* [TASK STATEMENT]
List all the lines in these records that hold "System".

* [DATA ROWS]
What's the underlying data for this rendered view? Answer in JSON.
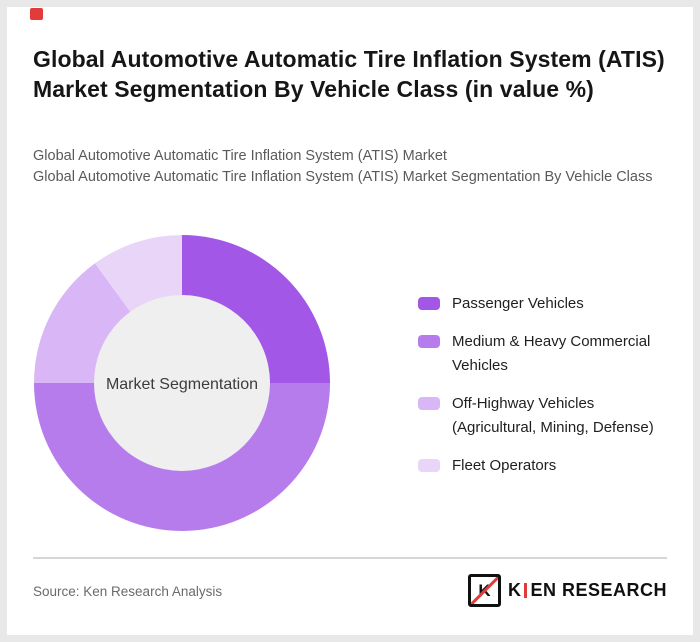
{
  "page": {
    "title": "Global Automotive Automatic Tire Inflation System (ATIS) Market Segmentation By Vehicle Class (in value %)",
    "subtitle1": "Global Automotive Automatic Tire Inflation System (ATIS) Market",
    "subtitle2": "Global Automotive Automatic Tire Inflation System (ATIS) Market Segmentation By Vehicle Class"
  },
  "chart_data": {
    "type": "pie",
    "variant": "donut",
    "title": "Global Automotive Automatic Tire Inflation System (ATIS) Market Segmentation By Vehicle Class (in value %)",
    "center_label": "Market Segmentation",
    "categories": [
      "Passenger Vehicles",
      "Medium & Heavy Commercial Vehicles",
      "Off-Highway Vehicles (Agricultural, Mining, Defense)",
      "Fleet Operators"
    ],
    "values": [
      25,
      50,
      15,
      10
    ],
    "colors": [
      "#a257e6",
      "#b77ceb",
      "#d9b6f5",
      "#e9d5f8"
    ],
    "center_fill": "#efefef",
    "legend_position": "right",
    "start_angle_deg": 0,
    "direction": "clockwise"
  },
  "footer": {
    "source": "Source: Ken Research Analysis",
    "logo": {
      "icon_letter": "K",
      "wordmark_first": "K",
      "wordmark_rest": "EN RESEARCH"
    }
  },
  "brand": {
    "red": "#e23b3b",
    "black": "#101010"
  }
}
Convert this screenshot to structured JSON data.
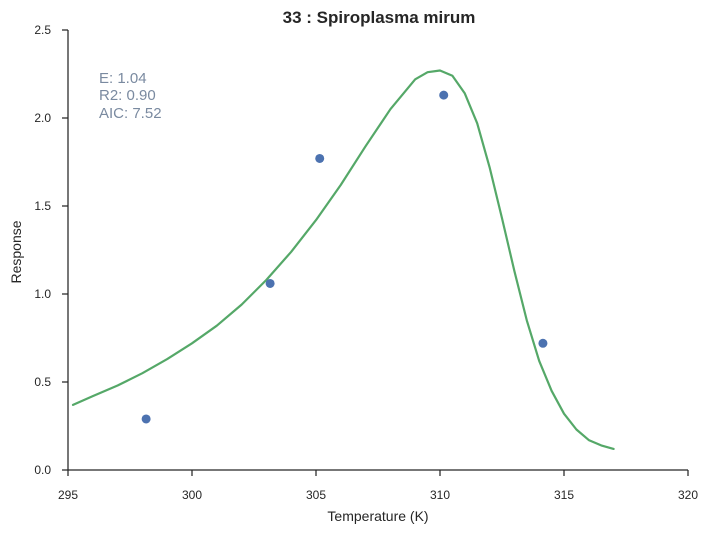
{
  "chart_data": {
    "type": "scatter",
    "title": "33 : Spiroplasma mirum",
    "xlabel": "Temperature (K)",
    "ylabel": "Response",
    "xlim": [
      295,
      320
    ],
    "ylim": [
      0.0,
      2.5
    ],
    "x_ticks": [
      "295",
      "300",
      "305",
      "310",
      "315",
      "320"
    ],
    "y_ticks": [
      "0.0",
      "0.5",
      "1.0",
      "1.5",
      "2.0",
      "2.5"
    ],
    "grid": false,
    "points": {
      "color": "#4c72b0",
      "x": [
        298.15,
        303.15,
        305.15,
        310.15,
        314.15
      ],
      "y": [
        0.29,
        1.06,
        1.77,
        2.13,
        0.72
      ]
    },
    "fit": {
      "color": "#55a868",
      "x": [
        295.2,
        296.0,
        297.0,
        298.0,
        299.0,
        300.0,
        301.0,
        302.0,
        303.0,
        304.0,
        305.0,
        306.0,
        307.0,
        308.0,
        309.0,
        309.5,
        310.0,
        310.5,
        311.0,
        311.5,
        312.0,
        312.5,
        313.0,
        313.5,
        314.0,
        314.5,
        315.0,
        315.5,
        316.0,
        316.5,
        317.0
      ],
      "y": [
        0.37,
        0.42,
        0.48,
        0.55,
        0.63,
        0.72,
        0.82,
        0.94,
        1.08,
        1.24,
        1.42,
        1.62,
        1.84,
        2.05,
        2.22,
        2.26,
        2.27,
        2.24,
        2.14,
        1.97,
        1.72,
        1.43,
        1.13,
        0.85,
        0.62,
        0.45,
        0.32,
        0.23,
        0.17,
        0.14,
        0.12
      ]
    },
    "annotations": {
      "color": "#7a8aa0",
      "lines": [
        "E:  1.04",
        "R2:  0.90",
        "AIC: 7.52"
      ]
    }
  }
}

* [IN RESPONSE]
    "title": "Global Automotive Automatic Tire Inflation System (ATIS) Market Segmentation By Vehicle Class (in value %)",
    "subtitle1": "Global Automotive Automatic Tire Inflation System (ATIS) Market",
    "subtitle2": "Global Automotive Automatic Tire Inflation System (ATIS) Market Segmentation By Vehicle Class"
    "title": "Global Automotive Automatic Tire Inflation System (ATIS) Market Segmentation By Vehicle Class (in value %)",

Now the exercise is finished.